» DIRECTIONS: What follows are records. Restate all of them word for word.

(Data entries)
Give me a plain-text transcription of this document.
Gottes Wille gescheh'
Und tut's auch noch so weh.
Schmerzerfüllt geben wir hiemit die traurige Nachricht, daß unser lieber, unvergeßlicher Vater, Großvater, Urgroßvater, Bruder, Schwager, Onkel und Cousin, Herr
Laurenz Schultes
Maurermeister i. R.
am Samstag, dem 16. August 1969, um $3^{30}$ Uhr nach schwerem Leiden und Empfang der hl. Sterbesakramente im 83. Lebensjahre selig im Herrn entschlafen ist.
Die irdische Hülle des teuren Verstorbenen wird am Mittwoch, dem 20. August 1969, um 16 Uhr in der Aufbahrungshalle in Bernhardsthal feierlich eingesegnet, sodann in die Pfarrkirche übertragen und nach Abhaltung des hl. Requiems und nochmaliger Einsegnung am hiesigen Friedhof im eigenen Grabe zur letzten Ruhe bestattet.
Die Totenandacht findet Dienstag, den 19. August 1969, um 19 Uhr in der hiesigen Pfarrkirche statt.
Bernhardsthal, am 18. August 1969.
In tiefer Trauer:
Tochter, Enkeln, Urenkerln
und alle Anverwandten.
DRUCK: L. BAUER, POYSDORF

» EXERCISE ANSWER:
Give me a plain-text transcription of this document.
Gottes Wille gescheh'
Und tut's auch noch so weh.
Schmerzerfüllt geben wir hiemit die traurige Nachricht, daß unser lieber, unvergeßlicher Vater, Großvater, Urgroßvater, Bruder, Schwager, Onkel und Cousin, Herr
Laurenz Schultes
Maurermeister i. R.
am Samstag, dem 16. August 1969, um $3^{30}$ Uhr nach schwerem Leiden und Empfang der hl. Sterbesakramente im 83. Lebensjahre selig im Herrn entschlafen ist.
Die irdische Hülle des teuren Verstorbenen wird am Mittwoch, dem 20. August 1969, um 16 Uhr in der Aufbahrungshalle in Bernhardsthal feierlich eingesegnet, sodann in die Pfarrkirche übertragen und nach Abhaltung des hl. Requiems und nochmaliger Einsegnung am hiesigen Friedhof im eigenen Grabe zur letzten Ruhe bestattet.
Die Totenandacht findet Dienstag, den 19. August 1969, um 19 Uhr in der hiesigen Pfarrkirche statt.
Bernhardsthal, am 18. August 1969.
In tiefer Trauer:
Tochter, Enkeln, Urenkerln
und alle Anverwandten.
DRUCK: L. BAUER, POYSDORF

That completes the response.